___ Dataset records ___

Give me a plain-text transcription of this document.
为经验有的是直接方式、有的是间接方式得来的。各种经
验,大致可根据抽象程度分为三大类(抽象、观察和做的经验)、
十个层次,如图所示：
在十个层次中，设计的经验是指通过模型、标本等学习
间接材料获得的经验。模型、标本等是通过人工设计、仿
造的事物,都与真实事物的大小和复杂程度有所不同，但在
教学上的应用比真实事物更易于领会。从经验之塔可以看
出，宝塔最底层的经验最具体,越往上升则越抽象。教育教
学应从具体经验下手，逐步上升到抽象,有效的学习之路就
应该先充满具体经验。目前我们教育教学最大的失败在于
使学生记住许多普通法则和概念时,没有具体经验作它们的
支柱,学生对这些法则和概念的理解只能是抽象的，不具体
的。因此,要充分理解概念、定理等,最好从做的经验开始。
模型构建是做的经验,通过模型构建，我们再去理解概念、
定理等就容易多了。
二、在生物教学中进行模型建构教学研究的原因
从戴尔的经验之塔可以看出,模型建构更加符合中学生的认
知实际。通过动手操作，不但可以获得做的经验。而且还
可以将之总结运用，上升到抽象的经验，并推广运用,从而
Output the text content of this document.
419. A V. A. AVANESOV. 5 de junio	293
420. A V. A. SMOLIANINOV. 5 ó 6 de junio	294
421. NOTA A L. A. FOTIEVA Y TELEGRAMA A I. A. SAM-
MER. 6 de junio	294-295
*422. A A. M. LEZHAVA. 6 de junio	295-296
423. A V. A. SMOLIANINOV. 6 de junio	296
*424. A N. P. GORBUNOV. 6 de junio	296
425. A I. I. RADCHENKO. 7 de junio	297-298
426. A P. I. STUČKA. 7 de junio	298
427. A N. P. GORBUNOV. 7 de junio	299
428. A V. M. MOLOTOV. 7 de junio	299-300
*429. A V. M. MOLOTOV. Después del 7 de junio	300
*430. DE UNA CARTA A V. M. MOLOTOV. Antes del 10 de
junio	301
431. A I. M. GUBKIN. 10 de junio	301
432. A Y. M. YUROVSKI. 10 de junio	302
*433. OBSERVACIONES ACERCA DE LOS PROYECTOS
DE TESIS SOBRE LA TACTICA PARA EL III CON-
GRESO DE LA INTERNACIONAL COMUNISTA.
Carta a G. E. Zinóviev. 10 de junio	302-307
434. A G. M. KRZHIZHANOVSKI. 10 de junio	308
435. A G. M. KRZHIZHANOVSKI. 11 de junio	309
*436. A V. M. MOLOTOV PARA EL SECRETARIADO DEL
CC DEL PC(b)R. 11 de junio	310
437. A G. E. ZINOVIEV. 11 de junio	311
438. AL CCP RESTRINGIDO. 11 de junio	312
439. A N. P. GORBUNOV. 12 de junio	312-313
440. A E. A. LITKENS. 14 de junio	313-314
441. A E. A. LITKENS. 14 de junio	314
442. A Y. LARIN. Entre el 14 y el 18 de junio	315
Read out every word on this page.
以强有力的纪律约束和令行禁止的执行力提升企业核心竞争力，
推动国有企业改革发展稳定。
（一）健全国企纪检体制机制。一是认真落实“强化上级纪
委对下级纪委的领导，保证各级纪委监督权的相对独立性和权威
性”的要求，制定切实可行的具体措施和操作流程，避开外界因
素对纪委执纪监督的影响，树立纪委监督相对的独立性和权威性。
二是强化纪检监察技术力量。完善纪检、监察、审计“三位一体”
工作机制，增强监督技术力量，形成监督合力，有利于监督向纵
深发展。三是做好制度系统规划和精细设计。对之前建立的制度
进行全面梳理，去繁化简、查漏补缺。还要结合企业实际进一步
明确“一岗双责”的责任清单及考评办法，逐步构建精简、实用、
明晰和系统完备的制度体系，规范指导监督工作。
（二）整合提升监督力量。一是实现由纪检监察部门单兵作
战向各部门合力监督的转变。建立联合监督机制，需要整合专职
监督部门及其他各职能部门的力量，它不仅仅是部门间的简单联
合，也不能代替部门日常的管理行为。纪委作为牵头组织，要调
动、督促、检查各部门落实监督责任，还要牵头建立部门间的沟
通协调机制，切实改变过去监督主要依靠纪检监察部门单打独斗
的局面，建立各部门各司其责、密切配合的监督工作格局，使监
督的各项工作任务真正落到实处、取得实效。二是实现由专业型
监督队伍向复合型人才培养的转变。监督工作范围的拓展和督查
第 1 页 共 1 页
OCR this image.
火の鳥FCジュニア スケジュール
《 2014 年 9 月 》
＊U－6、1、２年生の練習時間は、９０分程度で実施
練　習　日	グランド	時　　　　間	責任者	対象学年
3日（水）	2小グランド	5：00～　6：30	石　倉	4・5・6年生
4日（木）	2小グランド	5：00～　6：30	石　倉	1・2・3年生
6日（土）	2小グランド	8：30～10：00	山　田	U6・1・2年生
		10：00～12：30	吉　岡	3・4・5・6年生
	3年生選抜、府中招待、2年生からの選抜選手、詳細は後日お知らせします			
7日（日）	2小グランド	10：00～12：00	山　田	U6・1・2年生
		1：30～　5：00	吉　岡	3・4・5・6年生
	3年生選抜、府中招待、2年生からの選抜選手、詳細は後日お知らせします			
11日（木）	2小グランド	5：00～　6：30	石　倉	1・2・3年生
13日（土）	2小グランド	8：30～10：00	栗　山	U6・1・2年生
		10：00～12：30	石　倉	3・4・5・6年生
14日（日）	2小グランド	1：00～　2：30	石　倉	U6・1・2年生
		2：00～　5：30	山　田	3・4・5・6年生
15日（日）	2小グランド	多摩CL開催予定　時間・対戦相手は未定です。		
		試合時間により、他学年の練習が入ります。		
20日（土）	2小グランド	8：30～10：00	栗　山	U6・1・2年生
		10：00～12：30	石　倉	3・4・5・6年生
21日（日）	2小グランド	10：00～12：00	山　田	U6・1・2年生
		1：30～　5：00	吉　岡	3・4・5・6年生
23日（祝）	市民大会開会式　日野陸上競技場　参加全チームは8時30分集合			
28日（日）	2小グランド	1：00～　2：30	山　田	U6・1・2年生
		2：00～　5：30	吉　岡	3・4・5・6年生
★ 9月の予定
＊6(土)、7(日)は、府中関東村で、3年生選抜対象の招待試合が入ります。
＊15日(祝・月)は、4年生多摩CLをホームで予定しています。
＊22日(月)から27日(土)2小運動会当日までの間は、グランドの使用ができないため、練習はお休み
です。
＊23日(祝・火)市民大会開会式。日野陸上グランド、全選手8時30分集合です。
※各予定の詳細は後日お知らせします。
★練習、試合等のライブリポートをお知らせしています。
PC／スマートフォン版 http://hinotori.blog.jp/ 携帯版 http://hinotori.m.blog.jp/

___

> **Written problem**
Repeat the material from above exactly, word for word.

> **Finished task**
Give me a plain-text transcription of this document.
为经验有的是直接方式、有的是间接方式得来的。各种经
验,大致可根据抽象程度分为三大类(抽象、观察和做的经验)、
十个层次,如图所示：
在十个层次中，设计的经验是指通过模型、标本等学习
间接材料获得的经验。模型、标本等是通过人工设计、仿
造的事物,都与真实事物的大小和复杂程度有所不同，但在
教学上的应用比真实事物更易于领会。从经验之塔可以看
出，宝塔最底层的经验最具体,越往上升则越抽象。教育教
学应从具体经验下手，逐步上升到抽象,有效的学习之路就
应该先充满具体经验。目前我们教育教学最大的失败在于
使学生记住许多普通法则和概念时,没有具体经验作它们的
支柱,学生对这些法则和概念的理解只能是抽象的，不具体
的。因此,要充分理解概念、定理等,最好从做的经验开始。
模型构建是做的经验,通过模型构建，我们再去理解概念、
定理等就容易多了。
二、在生物教学中进行模型建构教学研究的原因
从戴尔的经验之塔可以看出,模型建构更加符合中学生的认
知实际。通过动手操作，不但可以获得做的经验。而且还
可以将之总结运用，上升到抽象的经验，并推广运用,从而
Output the text content of this document.
419. A V. A. AVANESOV. 5 de junio	293
420. A V. A. SMOLIANINOV. 5 ó 6 de junio	294
421. NOTA A L. A. FOTIEVA Y TELEGRAMA A I. A. SAM-
MER. 6 de junio	294-295
*422. A A. M. LEZHAVA. 6 de junio	295-296
423. A V. A. SMOLIANINOV. 6 de junio	296
*424. A N. P. GORBUNOV. 6 de junio	296
425. A I. I. RADCHENKO. 7 de junio	297-298
426. A P. I. STUČKA. 7 de junio	298
427. A N. P. GORBUNOV. 7 de junio	299
428. A V. M. MOLOTOV. 7 de junio	299-300
*429. A V. M. MOLOTOV. Después del 7 de junio	300
*430. DE UNA CARTA A V. M. MOLOTOV. Antes del 10 de
junio	301
431. A I. M. GUBKIN. 10 de junio	301
432. A Y. M. YUROVSKI. 10 de junio	302
*433. OBSERVACIONES ACERCA DE LOS PROYECTOS
DE TESIS SOBRE LA TACTICA PARA EL III CON-
GRESO DE LA INTERNACIONAL COMUNISTA.
Carta a G. E. Zinóviev. 10 de junio	302-307
434. A G. M. KRZHIZHANOVSKI. 10 de junio	308
435. A G. M. KRZHIZHANOVSKI. 11 de junio	309
*436. A V. M. MOLOTOV PARA EL SECRETARIADO DEL
CC DEL PC(b)R. 11 de junio	310
437. A G. E. ZINOVIEV. 11 de junio	311
438. AL CCP RESTRINGIDO. 11 de junio	312
439. A N. P. GORBUNOV. 12 de junio	312-313
440. A E. A. LITKENS. 14 de junio	313-314
441. A E. A. LITKENS. 14 de junio	314
442. A Y. LARIN. Entre el 14 y el 18 de junio	315
Read out every word on this page.
以强有力的纪律约束和令行禁止的执行力提升企业核心竞争力，
推动国有企业改革发展稳定。
（一）健全国企纪检体制机制。一是认真落实“强化上级纪
委对下级纪委的领导，保证各级纪委监督权的相对独立性和权威
性”的要求，制定切实可行的具体措施和操作流程，避开外界因
素对纪委执纪监督的影响，树立纪委监督相对的独立性和权威性。
二是强化纪检监察技术力量。完善纪检、监察、审计“三位一体”
工作机制，增强监督技术力量，形成监督合力，有利于监督向纵
深发展。三是做好制度系统规划和精细设计。对之前建立的制度
进行全面梳理，去繁化简、查漏补缺。还要结合企业实际进一步
明确“一岗双责”的责任清单及考评办法，逐步构建精简、实用、
明晰和系统完备的制度体系，规范指导监督工作。
（二）整合提升监督力量。一是实现由纪检监察部门单兵作
战向各部门合力监督的转变。建立联合监督机制，需要整合专职
监督部门及其他各职能部门的力量，它不仅仅是部门间的简单联
合，也不能代替部门日常的管理行为。纪委作为牵头组织，要调
动、督促、检查各部门落实监督责任，还要牵头建立部门间的沟
通协调机制，切实改变过去监督主要依靠纪检监察部门单打独斗
的局面，建立各部门各司其责、密切配合的监督工作格局，使监
督的各项工作任务真正落到实处、取得实效。二是实现由专业型
监督队伍向复合型人才培养的转变。监督工作范围的拓展和督查
第 1 页 共 1 页
OCR this image.
火の鳥FCジュニア スケジュール
《 2014 年 9 月 》
＊U－6、1、２年生の練習時間は、９０分程度で実施
練　習　日	グランド	時　　　　間	責任者	対象学年
3日（水）	2小グランド	5：00～　6：30	石　倉	4・5・6年生
4日（木）	2小グランド	5：00～　6：30	石　倉	1・2・3年生
6日（土）	2小グランド	8：30～10：00	山　田	U6・1・2年生
		10：00～12：30	吉　岡	3・4・5・6年生
	3年生選抜、府中招待、2年生からの選抜選手、詳細は後日お知らせします			
7日（日）	2小グランド	10：00～12：00	山　田	U6・1・2年生
		1：30～　5：00	吉　岡	3・4・5・6年生
	3年生選抜、府中招待、2年生からの選抜選手、詳細は後日お知らせします			
11日（木）	2小グランド	5：00～　6：30	石　倉	1・2・3年生
13日（土）	2小グランド	8：30～10：00	栗　山	U6・1・2年生
		10：00～12：30	石　倉	3・4・5・6年生
14日（日）	2小グランド	1：00～　2：30	石　倉	U6・1・2年生
		2：00～　5：30	山　田	3・4・5・6年生
15日（日）	2小グランド	多摩CL開催予定　時間・対戦相手は未定です。		
		試合時間により、他学年の練習が入ります。		
20日（土）	2小グランド	8：30～10：00	栗　山	U6・1・2年生
		10：00～12：30	石　倉	3・4・5・6年生
21日（日）	2小グランド	10：00～12：00	山　田	U6・1・2年生
		1：30～　5：00	吉　岡	3・4・5・6年生
23日（祝）	市民大会開会式　日野陸上競技場　参加全チームは8時30分集合			
28日（日）	2小グランド	1：00～　2：30	山　田	U6・1・2年生
		2：00～　5：30	吉　岡	3・4・5・6年生
★ 9月の予定
＊6(土)、7(日)は、府中関東村で、3年生選抜対象の招待試合が入ります。
＊15日(祝・月)は、4年生多摩CLをホームで予定しています。
＊22日(月)から27日(土)2小運動会当日までの間は、グランドの使用ができないため、練習はお休み
です。
＊23日(祝・火)市民大会開会式。日野陸上グランド、全選手8時30分集合です。
※各予定の詳細は後日お知らせします。
★練習、試合等のライブリポートをお知らせしています。
PC／スマートフォン版 http://hinotori.blog.jp/ 携帯版 http://hinotori.m.blog.jp/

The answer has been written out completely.